◆ Texte fourni
---

ANTIBIORÉSISTANCE : Le médicament qui bloque les mutations de résistance
Un médicament pourrait ralentir la course bactérienne à la résistance aux antibiotiques, conclut cette équipe du Baylor College of Medicine, qui propose ainsi une nouvelle option contre ce problème mondial de la résistance aux antibiotiques, responsable de près de 1,3 million de décès chaque année. L'équipe apporte dans la revue Science Advances, les premières preuves in vitro et in vivo d’efficacité du médicament, qui réduit considérablement la capacité des bactéries à développer une résistance aux antibiotiques.
Le candidat médicament en question est le chlorure de déqualinium (DEQ).
« La plupart des personnes atteintes d'infections bactériennes guérissent à l’issue du traitement antibiotique, mais dans de nombreux cas aussi, les bactéries développent une résistance à l'antibiotique, qui n’est plus capable de tuer les bactéries », résume ainsi l’un des auteurs, le Dr Susan M. Rosenberg, professeur de génétique moléculaire et humaine, de biochimie et de biologie moléculaire et de virologie moléculaire et de microbiologie au Baylor.

---

[Données d'analyse de mise en page du document]
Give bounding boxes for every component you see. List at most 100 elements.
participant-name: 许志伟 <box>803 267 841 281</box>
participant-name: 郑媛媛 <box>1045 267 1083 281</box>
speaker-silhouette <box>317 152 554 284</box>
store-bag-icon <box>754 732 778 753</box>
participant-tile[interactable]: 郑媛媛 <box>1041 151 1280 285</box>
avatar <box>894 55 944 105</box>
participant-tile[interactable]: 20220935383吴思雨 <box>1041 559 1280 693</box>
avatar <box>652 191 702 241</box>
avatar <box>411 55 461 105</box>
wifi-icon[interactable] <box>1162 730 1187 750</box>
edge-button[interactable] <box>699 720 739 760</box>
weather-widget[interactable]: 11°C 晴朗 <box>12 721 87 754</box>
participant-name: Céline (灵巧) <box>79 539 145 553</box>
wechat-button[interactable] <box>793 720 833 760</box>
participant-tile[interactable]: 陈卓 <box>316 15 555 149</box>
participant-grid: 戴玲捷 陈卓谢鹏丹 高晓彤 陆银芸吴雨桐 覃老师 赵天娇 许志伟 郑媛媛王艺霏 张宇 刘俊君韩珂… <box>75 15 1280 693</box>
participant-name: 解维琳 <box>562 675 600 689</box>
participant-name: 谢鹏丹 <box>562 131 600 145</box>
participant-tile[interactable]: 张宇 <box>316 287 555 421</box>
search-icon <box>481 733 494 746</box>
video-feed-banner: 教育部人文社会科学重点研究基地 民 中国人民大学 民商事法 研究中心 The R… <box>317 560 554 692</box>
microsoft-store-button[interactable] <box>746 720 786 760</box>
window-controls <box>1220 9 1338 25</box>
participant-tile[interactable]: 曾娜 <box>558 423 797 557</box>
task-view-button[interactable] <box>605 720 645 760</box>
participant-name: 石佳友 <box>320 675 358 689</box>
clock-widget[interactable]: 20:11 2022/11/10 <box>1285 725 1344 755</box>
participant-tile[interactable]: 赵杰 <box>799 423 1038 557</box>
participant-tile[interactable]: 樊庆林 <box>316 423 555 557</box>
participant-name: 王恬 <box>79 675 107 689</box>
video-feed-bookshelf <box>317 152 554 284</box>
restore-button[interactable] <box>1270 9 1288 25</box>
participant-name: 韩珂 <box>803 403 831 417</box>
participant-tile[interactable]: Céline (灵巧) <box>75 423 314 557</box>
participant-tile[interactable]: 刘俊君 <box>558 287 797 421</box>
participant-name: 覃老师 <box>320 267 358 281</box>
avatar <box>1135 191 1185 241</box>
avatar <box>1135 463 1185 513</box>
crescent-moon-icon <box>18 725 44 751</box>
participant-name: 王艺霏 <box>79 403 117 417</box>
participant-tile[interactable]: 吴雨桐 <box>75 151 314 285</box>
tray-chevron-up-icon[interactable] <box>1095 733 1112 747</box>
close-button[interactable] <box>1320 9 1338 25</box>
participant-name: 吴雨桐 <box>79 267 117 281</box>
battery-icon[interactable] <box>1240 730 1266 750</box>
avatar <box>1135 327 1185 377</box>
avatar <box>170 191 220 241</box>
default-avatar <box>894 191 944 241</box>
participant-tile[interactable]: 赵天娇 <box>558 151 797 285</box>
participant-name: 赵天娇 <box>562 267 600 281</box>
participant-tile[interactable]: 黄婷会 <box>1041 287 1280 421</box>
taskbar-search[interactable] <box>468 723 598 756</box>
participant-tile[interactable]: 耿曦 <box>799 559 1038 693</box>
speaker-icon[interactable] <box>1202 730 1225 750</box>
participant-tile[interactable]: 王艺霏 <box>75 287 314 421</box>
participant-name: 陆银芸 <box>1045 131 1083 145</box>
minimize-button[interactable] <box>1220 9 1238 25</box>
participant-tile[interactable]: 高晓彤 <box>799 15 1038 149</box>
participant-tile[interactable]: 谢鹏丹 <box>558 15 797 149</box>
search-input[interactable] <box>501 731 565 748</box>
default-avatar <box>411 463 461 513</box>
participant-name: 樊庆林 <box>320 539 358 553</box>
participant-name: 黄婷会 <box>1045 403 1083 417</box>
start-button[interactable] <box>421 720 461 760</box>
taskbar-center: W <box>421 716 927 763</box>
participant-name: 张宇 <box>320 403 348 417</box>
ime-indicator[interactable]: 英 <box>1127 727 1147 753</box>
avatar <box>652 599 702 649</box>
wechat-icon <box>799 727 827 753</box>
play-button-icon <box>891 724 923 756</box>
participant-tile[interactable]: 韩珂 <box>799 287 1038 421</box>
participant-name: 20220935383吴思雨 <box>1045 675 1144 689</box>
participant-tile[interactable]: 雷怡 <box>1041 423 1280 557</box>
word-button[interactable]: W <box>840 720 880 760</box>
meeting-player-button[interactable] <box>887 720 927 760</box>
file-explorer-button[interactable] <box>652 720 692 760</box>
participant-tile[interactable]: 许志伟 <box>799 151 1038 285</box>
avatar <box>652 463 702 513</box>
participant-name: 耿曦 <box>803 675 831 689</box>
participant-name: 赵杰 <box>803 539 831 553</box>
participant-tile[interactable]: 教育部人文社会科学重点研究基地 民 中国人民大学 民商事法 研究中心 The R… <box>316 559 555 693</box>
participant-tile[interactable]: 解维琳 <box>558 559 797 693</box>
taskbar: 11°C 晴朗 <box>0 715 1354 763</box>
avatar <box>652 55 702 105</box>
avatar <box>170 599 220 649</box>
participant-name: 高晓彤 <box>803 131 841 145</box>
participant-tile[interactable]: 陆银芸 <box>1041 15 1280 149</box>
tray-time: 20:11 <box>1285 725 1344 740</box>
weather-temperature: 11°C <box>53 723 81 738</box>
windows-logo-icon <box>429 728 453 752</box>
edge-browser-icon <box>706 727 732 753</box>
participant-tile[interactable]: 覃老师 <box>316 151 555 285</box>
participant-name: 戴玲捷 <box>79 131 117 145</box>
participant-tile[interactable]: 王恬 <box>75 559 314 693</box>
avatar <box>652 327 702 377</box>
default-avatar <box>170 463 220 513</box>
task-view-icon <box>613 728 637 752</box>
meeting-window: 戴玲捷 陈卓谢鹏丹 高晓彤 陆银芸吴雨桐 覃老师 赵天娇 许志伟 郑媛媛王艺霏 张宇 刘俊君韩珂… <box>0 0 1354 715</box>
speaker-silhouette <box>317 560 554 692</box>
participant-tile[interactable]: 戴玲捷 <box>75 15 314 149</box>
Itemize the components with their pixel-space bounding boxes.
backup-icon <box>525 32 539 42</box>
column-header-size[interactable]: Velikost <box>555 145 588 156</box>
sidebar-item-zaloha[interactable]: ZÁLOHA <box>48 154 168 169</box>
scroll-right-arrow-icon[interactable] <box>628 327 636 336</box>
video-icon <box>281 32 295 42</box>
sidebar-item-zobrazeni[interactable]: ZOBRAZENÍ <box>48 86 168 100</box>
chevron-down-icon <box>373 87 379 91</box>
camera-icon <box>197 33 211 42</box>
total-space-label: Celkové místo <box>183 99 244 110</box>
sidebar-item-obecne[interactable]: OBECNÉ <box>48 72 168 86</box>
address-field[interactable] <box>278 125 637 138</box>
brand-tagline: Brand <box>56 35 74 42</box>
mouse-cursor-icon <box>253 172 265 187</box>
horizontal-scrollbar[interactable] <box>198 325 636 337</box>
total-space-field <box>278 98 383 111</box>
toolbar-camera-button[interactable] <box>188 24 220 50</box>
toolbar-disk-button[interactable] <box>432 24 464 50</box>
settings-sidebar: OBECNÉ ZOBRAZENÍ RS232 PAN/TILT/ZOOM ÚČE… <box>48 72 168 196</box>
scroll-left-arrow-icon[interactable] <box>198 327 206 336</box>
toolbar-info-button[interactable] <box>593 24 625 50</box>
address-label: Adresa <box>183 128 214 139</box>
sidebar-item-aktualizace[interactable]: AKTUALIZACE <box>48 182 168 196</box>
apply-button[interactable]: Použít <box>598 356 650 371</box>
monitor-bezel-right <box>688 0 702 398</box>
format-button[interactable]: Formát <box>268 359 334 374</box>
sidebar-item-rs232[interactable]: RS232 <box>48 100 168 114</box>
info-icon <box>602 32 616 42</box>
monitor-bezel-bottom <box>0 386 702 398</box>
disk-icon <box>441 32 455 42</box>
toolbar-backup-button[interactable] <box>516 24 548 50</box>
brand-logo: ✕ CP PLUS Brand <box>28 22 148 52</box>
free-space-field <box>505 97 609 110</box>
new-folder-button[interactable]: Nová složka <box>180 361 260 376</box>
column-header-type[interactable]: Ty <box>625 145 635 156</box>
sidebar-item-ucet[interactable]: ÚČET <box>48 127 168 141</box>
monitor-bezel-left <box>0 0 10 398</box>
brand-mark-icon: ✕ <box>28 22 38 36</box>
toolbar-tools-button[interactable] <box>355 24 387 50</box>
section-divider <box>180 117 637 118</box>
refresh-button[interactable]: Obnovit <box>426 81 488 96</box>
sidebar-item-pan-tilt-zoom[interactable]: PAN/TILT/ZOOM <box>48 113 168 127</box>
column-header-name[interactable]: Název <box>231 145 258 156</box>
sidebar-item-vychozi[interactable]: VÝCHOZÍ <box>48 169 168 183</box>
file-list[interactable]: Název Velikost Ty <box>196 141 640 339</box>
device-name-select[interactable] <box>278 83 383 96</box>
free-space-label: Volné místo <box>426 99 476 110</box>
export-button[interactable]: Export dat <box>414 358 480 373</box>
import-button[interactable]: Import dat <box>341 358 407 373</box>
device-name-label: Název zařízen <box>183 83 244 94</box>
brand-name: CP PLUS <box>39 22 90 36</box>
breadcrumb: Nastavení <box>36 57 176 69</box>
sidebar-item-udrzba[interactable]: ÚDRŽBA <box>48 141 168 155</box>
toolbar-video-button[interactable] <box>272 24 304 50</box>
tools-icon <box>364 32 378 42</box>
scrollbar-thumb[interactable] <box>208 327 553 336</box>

---

◆ Travail à faire
#1 D'après le texte sur l'antibiorésistance, combien de décès la résistance aux antibiotiques cause-t-elle chaque année ?
#2 Les affirmations suivantes concordent-elles avec le texte sur l'antibiorésistance ? Répondez par oui ou par non et citez les mots du texte qui tranchent.
(a) Le candidat médicament est le chlorure de déqualinium.
(b) L'équipe a publié ses résultats dans la revue Nature.
(c) Les preuves d'efficacité du médicament sont uniquement in vitro.
Les données ne servent pas pour cet exercice.

◆ Corrigé
#1 Près de 1,3 million de décès chaque année.

#2
(a) Oui : « Le candidat médicament en question est le chlorure de déqualinium (DEQ). »
(b) Non : « L'équipe apporte dans la revue Science Advances »
(c) Non : « les premières preuves in vitro et in vivo d’efficacité du médicament »